The exercise: Return the records in full, exactly as given.
-- start --
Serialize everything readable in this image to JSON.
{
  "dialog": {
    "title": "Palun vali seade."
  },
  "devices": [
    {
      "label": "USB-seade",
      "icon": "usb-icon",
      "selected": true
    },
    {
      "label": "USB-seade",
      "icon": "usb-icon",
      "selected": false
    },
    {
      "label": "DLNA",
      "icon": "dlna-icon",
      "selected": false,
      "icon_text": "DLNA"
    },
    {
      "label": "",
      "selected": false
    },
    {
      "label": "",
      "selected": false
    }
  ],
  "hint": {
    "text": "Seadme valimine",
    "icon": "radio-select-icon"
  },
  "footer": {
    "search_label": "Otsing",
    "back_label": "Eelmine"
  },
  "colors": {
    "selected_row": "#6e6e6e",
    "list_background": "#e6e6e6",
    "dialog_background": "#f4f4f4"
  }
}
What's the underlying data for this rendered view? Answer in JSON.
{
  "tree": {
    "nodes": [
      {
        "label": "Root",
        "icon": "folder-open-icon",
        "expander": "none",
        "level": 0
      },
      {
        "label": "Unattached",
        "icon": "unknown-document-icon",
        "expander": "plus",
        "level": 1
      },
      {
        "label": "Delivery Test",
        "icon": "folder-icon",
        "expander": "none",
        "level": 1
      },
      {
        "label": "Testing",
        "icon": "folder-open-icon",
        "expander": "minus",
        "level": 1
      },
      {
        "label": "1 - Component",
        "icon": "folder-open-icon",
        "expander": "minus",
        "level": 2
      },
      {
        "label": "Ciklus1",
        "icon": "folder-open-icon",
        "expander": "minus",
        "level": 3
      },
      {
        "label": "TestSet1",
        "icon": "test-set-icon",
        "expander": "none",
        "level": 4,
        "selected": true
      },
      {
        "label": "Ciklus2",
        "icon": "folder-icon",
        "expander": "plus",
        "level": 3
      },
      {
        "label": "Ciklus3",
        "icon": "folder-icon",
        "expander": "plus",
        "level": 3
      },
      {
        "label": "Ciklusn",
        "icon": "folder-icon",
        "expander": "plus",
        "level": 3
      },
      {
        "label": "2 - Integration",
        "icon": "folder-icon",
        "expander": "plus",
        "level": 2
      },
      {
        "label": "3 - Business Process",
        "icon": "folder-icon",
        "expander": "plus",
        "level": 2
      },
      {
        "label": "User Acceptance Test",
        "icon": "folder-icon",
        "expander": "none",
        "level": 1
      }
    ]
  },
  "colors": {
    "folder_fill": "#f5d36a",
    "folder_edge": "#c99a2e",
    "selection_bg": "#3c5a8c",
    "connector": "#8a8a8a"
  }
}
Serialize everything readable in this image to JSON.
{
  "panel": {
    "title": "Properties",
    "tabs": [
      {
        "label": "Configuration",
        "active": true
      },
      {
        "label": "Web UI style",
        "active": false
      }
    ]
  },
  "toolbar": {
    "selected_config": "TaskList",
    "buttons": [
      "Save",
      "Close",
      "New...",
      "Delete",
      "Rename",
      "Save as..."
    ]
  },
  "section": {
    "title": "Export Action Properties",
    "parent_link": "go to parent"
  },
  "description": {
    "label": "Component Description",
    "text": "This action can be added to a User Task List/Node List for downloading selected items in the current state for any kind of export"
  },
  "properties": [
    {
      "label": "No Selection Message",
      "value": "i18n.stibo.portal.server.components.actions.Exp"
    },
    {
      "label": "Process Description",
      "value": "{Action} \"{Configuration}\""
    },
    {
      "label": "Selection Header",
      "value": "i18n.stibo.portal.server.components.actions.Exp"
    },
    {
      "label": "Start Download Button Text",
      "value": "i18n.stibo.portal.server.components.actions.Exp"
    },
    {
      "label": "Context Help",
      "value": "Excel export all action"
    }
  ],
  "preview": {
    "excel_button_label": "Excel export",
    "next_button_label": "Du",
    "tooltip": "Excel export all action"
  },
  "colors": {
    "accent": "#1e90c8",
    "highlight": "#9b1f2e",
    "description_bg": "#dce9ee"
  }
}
-- end --
The response:
Serialize everything readable in this image to JSON.
{
  "dialog": {
    "title": "Palun vali seade."
  },
  "devices": [
    {
      "label": "USB-seade",
      "icon": "usb-icon",
      "selected": true
    },
    {
      "label": "USB-seade",
      "icon": "usb-icon",
      "selected": false
    },
    {
      "label": "DLNA",
      "icon": "dlna-icon",
      "selected": false,
      "icon_text": "DLNA"
    },
    {
      "label": "",
      "selected": false
    },
    {
      "label": "",
      "selected": false
    }
  ],
  "hint": {
    "text": "Seadme valimine",
    "icon": "radio-select-icon"
  },
  "footer": {
    "search_label": "Otsing",
    "back_label": "Eelmine"
  },
  "colors": {
    "selected_row": "#6e6e6e",
    "list_background": "#e6e6e6",
    "dialog_background": "#f4f4f4"
  }
}
What's the underlying data for this rendered view? Answer in JSON.
{
  "tree": {
    "nodes": [
      {
        "label": "Root",
        "icon": "folder-open-icon",
        "expander": "none",
        "level": 0
      },
      {
        "label": "Unattached",
        "icon": "unknown-document-icon",
        "expander": "plus",
        "level": 1
      },
      {
        "label": "Delivery Test",
        "icon": "folder-icon",
        "expander": "none",
        "level": 1
      },
      {
        "label": "Testing",
        "icon": "folder-open-icon",
        "expander": "minus",
        "level": 1
      },
      {
        "label": "1 - Component",
        "icon": "folder-open-icon",
        "expander": "minus",
        "level": 2
      },
      {
        "label": "Ciklus1",
        "icon": "folder-open-icon",
        "expander": "minus",
        "level": 3
      },
      {
        "label": "TestSet1",
        "icon": "test-set-icon",
        "expander": "none",
        "level": 4,
        "selected": true
      },
      {
        "label": "Ciklus2",
        "icon": "folder-icon",
        "expander": "plus",
        "level": 3
      },
      {
        "label": "Ciklus3",
        "icon": "folder-icon",
        "expander": "plus",
        "level": 3
      },
      {
        "label": "Ciklusn",
        "icon": "folder-icon",
        "expander": "plus",
        "level": 3
      },
      {
        "label": "2 - Integration",
        "icon": "folder-icon",
        "expander": "plus",
        "level": 2
      },
      {
        "label": "3 - Business Process",
        "icon": "folder-icon",
        "expander": "plus",
        "level": 2
      },
      {
        "label": "User Acceptance Test",
        "icon": "folder-icon",
        "expander": "none",
        "level": 1
      }
    ]
  },
  "colors": {
    "folder_fill": "#f5d36a",
    "folder_edge": "#c99a2e",
    "selection_bg": "#3c5a8c",
    "connector": "#8a8a8a"
  }
}
Serialize everything readable in this image to JSON.
{
  "panel": {
    "title": "Properties",
    "tabs": [
      {
        "label": "Configuration",
        "active": true
      },
      {
        "label": "Web UI style",
        "active": false
      }
    ]
  },
  "toolbar": {
    "selected_config": "TaskList",
    "buttons": [
      "Save",
      "Close",
      "New...",
      "Delete",
      "Rename",
      "Save as..."
    ]
  },
  "section": {
    "title": "Export Action Properties",
    "parent_link": "go to parent"
  },
  "description": {
    "label": "Component Description",
    "text": "This action can be added to a User Task List/Node List for downloading selected items in the current state for any kind of export"
  },
  "properties": [
    {
      "label": "No Selection Message",
      "value": "i18n.stibo.portal.server.components.actions.Exp"
    },
    {
      "label": "Process Description",
      "value": "{Action} \"{Configuration}\""
    },
    {
      "label": "Selection Header",
      "value": "i18n.stibo.portal.server.components.actions.Exp"
    },
    {
      "label": "Start Download Button Text",
      "value": "i18n.stibo.portal.server.components.actions.Exp"
    },
    {
      "label": "Context Help",
      "value": "Excel export all action"
    }
  ],
  "preview": {
    "excel_button_label": "Excel export",
    "next_button_label": "Du",
    "tooltip": "Excel export all action"
  },
  "colors": {
    "accent": "#1e90c8",
    "highlight": "#9b1f2e",
    "description_bg": "#dce9ee"
  }
}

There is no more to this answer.